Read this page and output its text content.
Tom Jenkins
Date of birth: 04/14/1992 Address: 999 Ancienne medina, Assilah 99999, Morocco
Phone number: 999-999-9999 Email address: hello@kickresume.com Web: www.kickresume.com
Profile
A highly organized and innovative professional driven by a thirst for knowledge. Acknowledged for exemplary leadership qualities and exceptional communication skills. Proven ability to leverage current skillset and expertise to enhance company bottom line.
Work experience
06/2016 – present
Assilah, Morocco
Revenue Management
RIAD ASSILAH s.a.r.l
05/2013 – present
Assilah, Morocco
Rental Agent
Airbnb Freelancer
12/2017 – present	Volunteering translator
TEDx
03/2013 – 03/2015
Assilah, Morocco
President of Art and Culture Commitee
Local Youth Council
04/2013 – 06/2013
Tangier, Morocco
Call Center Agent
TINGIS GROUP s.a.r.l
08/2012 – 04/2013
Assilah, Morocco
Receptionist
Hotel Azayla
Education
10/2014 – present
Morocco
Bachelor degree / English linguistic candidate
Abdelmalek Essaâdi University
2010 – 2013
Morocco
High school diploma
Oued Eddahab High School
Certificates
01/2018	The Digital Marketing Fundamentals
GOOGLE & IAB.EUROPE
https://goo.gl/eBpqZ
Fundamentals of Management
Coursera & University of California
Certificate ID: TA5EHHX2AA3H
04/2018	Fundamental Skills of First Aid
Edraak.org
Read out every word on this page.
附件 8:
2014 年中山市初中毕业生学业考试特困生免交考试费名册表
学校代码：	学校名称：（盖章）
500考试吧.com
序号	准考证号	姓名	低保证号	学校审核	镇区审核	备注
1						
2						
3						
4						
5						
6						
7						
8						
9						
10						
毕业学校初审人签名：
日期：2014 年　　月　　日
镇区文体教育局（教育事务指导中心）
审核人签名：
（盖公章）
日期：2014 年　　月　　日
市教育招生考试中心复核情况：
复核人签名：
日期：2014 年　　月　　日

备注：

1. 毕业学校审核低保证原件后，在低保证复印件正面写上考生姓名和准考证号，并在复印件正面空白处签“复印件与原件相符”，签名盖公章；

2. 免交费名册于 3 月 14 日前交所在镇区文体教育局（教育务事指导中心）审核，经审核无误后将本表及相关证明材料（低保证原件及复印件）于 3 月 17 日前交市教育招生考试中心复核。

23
········
▶ **Description of the task**
Extract each line from the entries above that contains the string "this".

▶ **Solution to the exercise**
Read this page and output its text content.
Read out every word on this page.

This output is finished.